### TO DO
All the data must come back unchanged, except that pictures are left out.

Collected data entries:
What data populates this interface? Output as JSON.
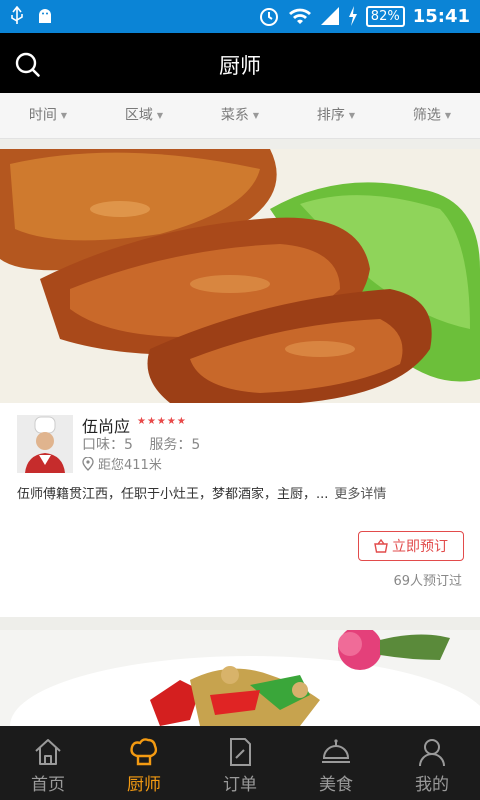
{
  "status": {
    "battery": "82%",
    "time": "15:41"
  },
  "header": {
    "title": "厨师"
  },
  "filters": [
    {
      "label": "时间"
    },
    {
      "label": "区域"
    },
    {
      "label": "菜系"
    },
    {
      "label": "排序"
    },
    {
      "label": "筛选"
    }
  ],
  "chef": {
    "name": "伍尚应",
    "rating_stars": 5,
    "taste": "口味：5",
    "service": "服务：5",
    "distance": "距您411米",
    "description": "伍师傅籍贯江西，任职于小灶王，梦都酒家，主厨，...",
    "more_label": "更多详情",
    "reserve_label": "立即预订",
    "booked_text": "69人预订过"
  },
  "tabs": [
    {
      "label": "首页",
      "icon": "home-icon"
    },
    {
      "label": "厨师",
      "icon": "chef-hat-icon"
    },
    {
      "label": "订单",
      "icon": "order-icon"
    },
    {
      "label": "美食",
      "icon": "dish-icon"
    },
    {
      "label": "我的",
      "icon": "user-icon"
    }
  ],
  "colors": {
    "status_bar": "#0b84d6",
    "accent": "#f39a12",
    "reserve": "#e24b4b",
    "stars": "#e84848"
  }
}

### OUTPUT
What data populates this interface? Output as JSON.
{
  "status": {
    "battery": "82%",
    "time": "15:41"
  },
  "header": {
    "title": "厨师"
  },
  "filters": [
    {
      "label": "时间"
    },
    {
      "label": "区域"
    },
    {
      "label": "菜系"
    },
    {
      "label": "排序"
    },
    {
      "label": "筛选"
    }
  ],
  "chef": {
    "name": "伍尚应",
    "rating_stars": 5,
    "taste": "口味：5",
    "service": "服务：5",
    "distance": "距您411米",
    "description": "伍师傅籍贯江西，任职于小灶王，梦都酒家，主厨，...",
    "more_label": "更多详情",
    "reserve_label": "立即预订",
    "booked_text": "69人预订过"
  },
  "tabs": [
    {
      "label": "首页",
      "icon": "home-icon"
    },
    {
      "label": "厨师",
      "icon": "chef-hat-icon"
    },
    {
      "label": "订单",
      "icon": "order-icon"
    },
    {
      "label": "美食",
      "icon": "dish-icon"
    },
    {
      "label": "我的",
      "icon": "user-icon"
    }
  ],
  "colors": {
    "status_bar": "#0b84d6",
    "accent": "#f39a12",
    "reserve": "#e24b4b",
    "stars": "#e84848"
  }
}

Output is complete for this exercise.